START DATASET ROWS

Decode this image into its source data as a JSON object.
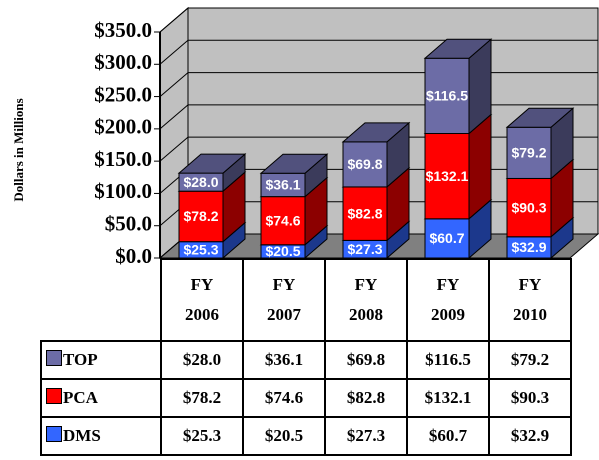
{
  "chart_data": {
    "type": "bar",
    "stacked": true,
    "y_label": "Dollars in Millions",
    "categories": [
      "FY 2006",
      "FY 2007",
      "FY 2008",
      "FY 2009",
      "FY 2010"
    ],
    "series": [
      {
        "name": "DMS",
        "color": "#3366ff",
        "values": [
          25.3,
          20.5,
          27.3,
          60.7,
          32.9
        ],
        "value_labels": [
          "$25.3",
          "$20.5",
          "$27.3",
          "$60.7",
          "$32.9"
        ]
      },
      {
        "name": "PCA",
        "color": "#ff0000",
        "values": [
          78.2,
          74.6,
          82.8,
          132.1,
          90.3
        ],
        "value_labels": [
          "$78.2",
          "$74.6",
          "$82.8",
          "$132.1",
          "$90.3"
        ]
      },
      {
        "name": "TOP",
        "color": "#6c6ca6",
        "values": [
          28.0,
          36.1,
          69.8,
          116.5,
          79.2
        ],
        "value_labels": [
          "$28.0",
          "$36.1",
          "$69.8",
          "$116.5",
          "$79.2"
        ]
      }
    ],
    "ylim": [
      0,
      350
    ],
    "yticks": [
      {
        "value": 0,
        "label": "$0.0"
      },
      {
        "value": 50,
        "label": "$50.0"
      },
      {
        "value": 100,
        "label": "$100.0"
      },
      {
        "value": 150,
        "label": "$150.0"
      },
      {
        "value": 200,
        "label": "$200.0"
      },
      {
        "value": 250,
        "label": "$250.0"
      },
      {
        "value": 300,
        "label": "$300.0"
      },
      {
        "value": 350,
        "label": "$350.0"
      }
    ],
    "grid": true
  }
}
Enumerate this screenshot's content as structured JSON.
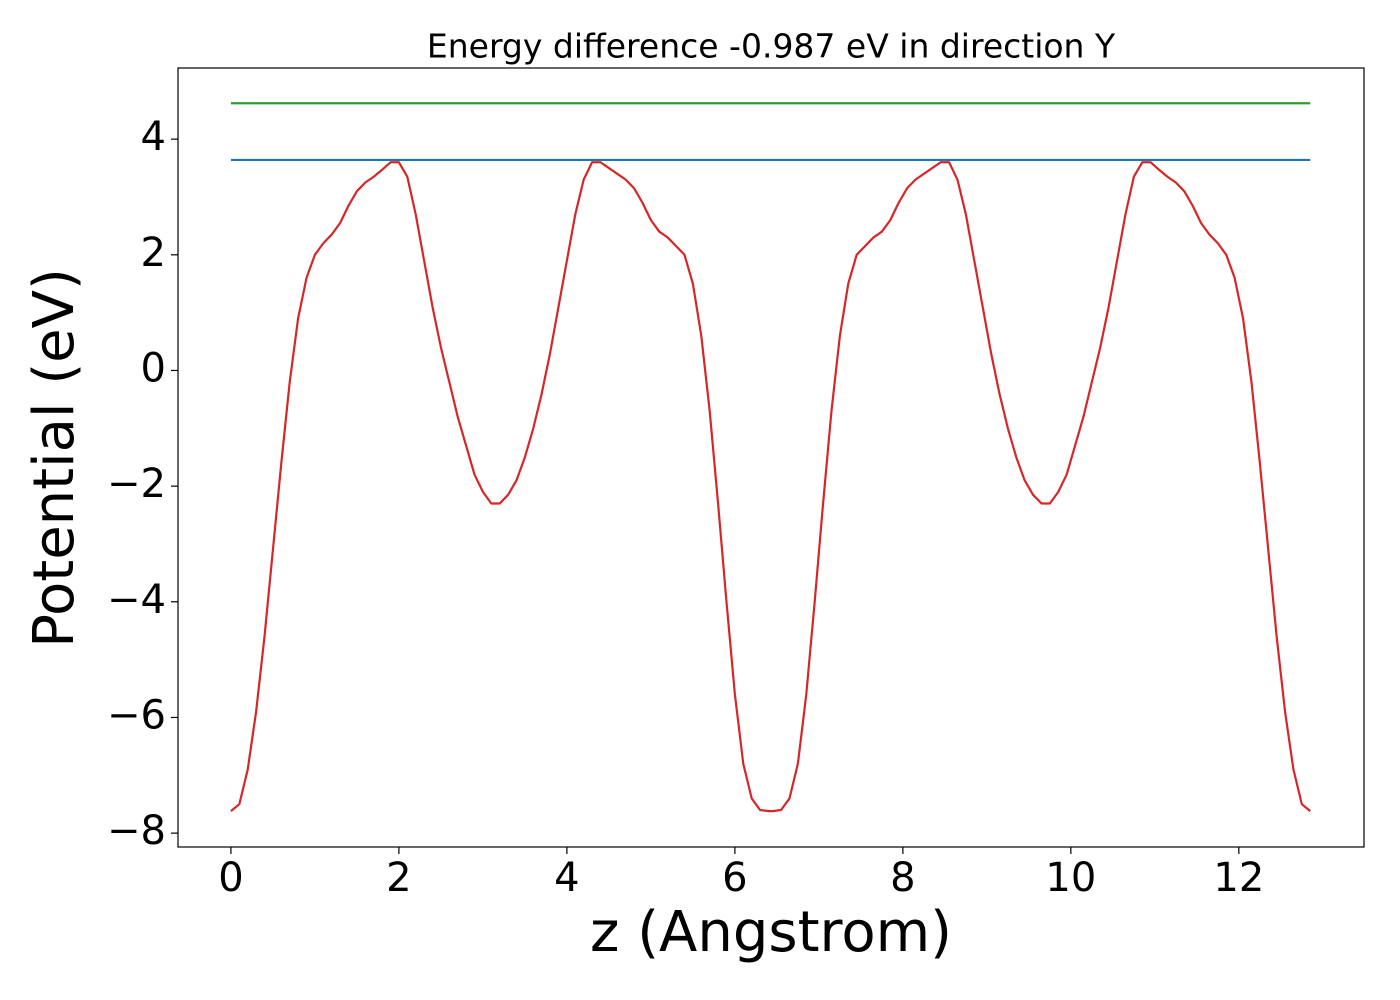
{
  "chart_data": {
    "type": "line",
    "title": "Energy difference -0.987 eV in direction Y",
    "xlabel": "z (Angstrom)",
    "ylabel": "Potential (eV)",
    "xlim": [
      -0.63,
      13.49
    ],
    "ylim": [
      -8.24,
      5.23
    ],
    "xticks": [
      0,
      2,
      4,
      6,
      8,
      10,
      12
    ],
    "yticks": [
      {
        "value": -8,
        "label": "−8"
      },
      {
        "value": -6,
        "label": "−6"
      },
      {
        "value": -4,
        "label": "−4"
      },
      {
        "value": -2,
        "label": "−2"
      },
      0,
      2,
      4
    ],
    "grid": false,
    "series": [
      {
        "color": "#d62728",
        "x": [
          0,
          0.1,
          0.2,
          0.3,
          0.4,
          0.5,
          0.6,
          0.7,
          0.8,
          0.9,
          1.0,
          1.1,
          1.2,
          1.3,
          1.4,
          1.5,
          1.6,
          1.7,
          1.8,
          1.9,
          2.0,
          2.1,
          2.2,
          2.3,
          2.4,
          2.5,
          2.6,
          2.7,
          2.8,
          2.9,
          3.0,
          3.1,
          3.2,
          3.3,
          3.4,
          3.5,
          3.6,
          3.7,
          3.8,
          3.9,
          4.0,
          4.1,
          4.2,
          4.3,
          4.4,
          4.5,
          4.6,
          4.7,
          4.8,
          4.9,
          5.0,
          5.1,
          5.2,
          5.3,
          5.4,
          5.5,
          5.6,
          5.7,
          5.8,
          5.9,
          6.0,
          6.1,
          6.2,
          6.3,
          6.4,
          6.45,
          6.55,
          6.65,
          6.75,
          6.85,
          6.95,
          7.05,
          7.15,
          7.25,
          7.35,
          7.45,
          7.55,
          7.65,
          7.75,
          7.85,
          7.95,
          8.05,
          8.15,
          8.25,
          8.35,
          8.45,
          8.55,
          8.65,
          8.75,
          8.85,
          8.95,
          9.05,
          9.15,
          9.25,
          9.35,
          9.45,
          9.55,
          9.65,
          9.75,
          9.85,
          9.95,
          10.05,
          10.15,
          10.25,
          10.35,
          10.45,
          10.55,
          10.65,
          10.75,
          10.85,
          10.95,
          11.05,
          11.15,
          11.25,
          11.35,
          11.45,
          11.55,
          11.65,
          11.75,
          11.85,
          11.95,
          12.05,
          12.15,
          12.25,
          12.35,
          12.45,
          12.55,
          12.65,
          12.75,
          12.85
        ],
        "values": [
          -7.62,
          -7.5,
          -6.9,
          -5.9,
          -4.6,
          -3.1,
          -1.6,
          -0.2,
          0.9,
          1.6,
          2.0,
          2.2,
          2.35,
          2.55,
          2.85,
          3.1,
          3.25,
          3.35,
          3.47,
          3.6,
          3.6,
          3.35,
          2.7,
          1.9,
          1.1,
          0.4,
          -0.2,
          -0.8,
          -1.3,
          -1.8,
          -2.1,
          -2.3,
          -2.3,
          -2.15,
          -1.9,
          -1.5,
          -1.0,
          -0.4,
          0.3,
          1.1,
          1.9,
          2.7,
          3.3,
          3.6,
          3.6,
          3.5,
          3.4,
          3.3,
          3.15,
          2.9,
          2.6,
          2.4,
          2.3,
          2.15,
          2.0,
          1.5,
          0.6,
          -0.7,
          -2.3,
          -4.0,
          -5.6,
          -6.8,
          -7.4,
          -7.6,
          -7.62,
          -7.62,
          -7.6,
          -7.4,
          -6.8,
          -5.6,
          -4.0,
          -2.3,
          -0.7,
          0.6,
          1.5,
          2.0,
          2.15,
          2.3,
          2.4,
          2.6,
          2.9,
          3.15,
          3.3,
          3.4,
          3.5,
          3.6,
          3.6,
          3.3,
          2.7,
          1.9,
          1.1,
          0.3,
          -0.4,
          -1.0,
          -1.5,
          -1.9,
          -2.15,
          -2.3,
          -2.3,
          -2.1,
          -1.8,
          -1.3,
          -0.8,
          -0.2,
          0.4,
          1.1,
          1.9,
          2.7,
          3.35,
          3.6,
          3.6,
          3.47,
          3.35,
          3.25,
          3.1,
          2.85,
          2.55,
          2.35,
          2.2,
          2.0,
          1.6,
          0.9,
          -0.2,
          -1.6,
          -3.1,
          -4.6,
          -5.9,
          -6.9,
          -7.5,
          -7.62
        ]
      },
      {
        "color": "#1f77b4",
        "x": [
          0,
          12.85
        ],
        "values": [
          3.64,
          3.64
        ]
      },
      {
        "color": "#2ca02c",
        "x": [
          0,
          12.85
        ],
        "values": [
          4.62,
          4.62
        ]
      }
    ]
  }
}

END DATASET ROWS

> **TASK STATEMENT**: Find every line above that contains the word "this", and return each one.

> **RESPONSE**:
Decode this image into its source data as a JSON object.
Enumerate this screenshot's content as structured JSON.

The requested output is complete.